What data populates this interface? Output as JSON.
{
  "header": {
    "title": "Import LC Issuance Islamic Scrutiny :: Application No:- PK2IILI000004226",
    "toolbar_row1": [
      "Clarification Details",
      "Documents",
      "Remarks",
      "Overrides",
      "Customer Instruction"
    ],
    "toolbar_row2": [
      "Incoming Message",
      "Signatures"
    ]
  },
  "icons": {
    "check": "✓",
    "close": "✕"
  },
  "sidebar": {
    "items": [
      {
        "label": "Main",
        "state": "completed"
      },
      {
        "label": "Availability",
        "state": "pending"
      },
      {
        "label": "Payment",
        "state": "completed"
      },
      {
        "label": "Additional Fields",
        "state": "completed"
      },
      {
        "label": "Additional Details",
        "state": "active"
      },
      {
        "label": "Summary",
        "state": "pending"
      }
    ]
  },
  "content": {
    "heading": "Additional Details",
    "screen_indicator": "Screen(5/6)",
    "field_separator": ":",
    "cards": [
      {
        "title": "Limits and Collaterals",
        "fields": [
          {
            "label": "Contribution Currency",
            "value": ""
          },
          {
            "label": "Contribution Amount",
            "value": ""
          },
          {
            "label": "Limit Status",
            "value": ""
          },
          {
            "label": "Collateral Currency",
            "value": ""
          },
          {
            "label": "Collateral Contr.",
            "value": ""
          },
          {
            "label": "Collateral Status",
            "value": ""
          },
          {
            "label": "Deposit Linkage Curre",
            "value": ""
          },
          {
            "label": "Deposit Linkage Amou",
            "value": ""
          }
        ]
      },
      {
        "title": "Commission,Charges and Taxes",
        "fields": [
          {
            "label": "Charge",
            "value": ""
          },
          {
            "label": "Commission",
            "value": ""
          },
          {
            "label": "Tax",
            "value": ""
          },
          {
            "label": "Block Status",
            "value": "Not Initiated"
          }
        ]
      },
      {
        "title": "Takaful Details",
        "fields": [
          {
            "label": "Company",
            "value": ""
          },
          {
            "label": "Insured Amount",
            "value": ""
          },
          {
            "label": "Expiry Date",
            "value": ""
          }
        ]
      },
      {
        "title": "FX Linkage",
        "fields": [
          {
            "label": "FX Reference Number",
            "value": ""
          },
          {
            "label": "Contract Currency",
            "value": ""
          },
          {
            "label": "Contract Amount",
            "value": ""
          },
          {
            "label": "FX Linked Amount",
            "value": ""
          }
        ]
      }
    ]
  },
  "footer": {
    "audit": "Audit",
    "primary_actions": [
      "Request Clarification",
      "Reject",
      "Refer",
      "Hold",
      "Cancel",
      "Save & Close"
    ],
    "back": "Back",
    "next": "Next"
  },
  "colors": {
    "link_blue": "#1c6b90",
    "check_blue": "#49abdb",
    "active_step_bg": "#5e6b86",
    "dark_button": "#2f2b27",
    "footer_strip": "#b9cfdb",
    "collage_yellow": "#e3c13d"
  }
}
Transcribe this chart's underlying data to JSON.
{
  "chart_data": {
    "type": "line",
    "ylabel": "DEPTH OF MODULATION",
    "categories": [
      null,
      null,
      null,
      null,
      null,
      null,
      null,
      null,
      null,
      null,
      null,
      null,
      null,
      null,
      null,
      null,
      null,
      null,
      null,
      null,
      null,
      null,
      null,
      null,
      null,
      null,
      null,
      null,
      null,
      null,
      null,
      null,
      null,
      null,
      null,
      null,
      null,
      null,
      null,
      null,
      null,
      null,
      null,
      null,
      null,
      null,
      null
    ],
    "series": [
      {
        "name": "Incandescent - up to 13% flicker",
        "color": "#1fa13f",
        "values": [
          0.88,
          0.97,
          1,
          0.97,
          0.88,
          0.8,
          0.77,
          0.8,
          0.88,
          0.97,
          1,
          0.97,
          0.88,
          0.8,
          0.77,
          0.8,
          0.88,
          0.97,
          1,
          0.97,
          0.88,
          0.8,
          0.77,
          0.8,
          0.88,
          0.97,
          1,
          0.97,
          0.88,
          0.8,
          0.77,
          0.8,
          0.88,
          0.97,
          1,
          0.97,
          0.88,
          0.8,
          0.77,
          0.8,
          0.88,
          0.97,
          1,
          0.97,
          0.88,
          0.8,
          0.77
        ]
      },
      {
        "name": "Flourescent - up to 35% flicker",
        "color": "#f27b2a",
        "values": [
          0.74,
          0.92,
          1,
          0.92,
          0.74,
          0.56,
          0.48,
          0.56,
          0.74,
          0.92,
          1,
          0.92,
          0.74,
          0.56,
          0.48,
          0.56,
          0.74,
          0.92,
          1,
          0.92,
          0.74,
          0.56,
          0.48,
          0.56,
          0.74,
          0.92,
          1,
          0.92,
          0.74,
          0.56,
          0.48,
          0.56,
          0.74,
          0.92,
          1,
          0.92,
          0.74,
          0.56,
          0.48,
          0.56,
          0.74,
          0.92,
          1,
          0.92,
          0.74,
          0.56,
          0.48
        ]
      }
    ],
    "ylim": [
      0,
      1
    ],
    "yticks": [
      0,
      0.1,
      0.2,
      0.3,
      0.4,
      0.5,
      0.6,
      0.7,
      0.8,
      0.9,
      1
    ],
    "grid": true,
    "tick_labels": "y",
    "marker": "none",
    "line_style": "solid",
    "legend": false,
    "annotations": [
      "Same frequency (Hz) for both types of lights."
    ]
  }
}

- [What is expected] Scan the listing above and identify each line holding the string "Amount"; copy every such line.

- [Problem solution]
            "label": "Contribution Amount",
            "label": "Insured Amount",
            "label": "Contract Amount",
            "label": "FX Linked Amount",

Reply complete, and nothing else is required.